[Collected data entries]
_____

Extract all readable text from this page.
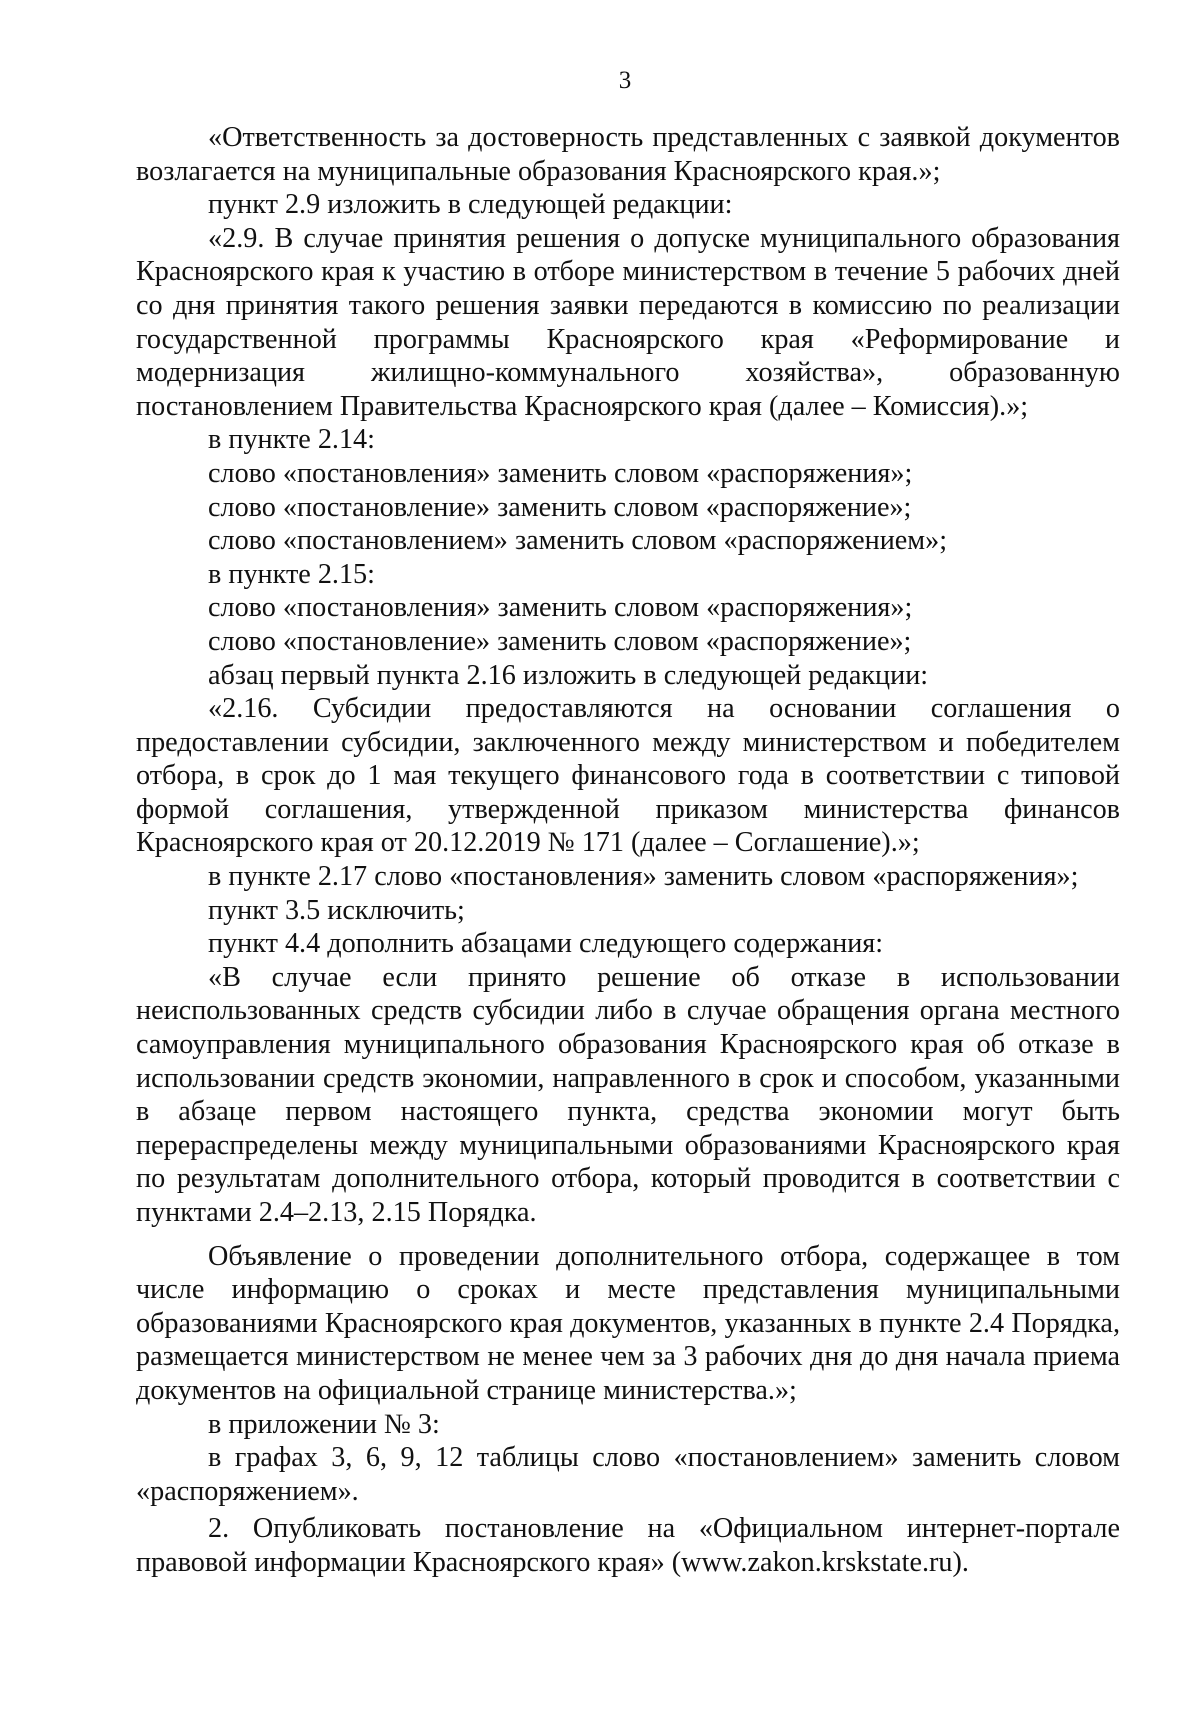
3

«Ответственность за достоверность представленных с заявкой документов возлагается на муниципальные образования Красноярского края.»;

пункт 2.9 изложить в следующей редакции:

«2.9. В случае принятия решения о допуске муниципального образования Красноярского края к участию в отборе министерством в течение 5 рабочих дней со дня принятия такого решения заявки передаются в комиссию по реализации государственной программы Красноярского края «Реформирование и модернизация жилищно-коммунального хозяйства», образованную постановлением Правительства Красноярского края (далее – Комиссия).»;

в пункте 2.14:

слово «постановления» заменить словом «распоряжения»;

слово «постановление» заменить словом «распоряжение»;

слово «постановлением» заменить словом «распоряжением»;

в пункте 2.15:

слово «постановления» заменить словом «распоряжения»;

слово «постановление» заменить словом «распоряжение»;

абзац первый пункта 2.16 изложить в следующей редакции:

«2.16. Субсидии предоставляются на основании соглашения о предоставлении субсидии, заключенного между министерством и победителем отбора, в срок до 1 мая текущего финансового года в соответствии с типовой формой соглашения, утвержденной приказом министерства финансов Красноярского края от 20.12.2019 № 171 (далее – Соглашение).»;

в пункте 2.17 слово «постановления» заменить словом «распоряжения»;

пункт 3.5 исключить;

пункт 4.4 дополнить абзацами следующего содержания:

«В случае если принято решение об отказе в использовании неиспользованных средств субсидии либо в случае обращения органа местного самоуправления муниципального образования Красноярского края об отказе в использовании средств экономии, направленного в срок и способом, указанными в абзаце первом настоящего пункта, средства экономии могут быть перераспределены между муниципальными образованиями Красноярского края по результатам дополнительного отбора, который проводится в соответствии с пунктами 2.4–2.13, 2.15 Порядка.

Объявление о проведении дополнительного отбора, содержащее в том числе информацию о сроках и месте представления муниципальными образованиями Красноярского края документов, указанных в пункте 2.4 Порядка, размещается министерством не менее чем за 3 рабочих дня до дня начала приема документов на официальной странице министерства.»;

в приложении № 3:

в графах 3, 6, 9, 12 таблицы слово «постановлением» заменить словом «распоряжением».

2. Опубликовать постановление на «Официальном интернет-портале правовой информации Красноярского края» (www.zakon.krskstate.ru).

_____

▶ **JOB**: Give only the number of lines that include the word "изложить".

▶ **WRITTEN RESPONSE**: 2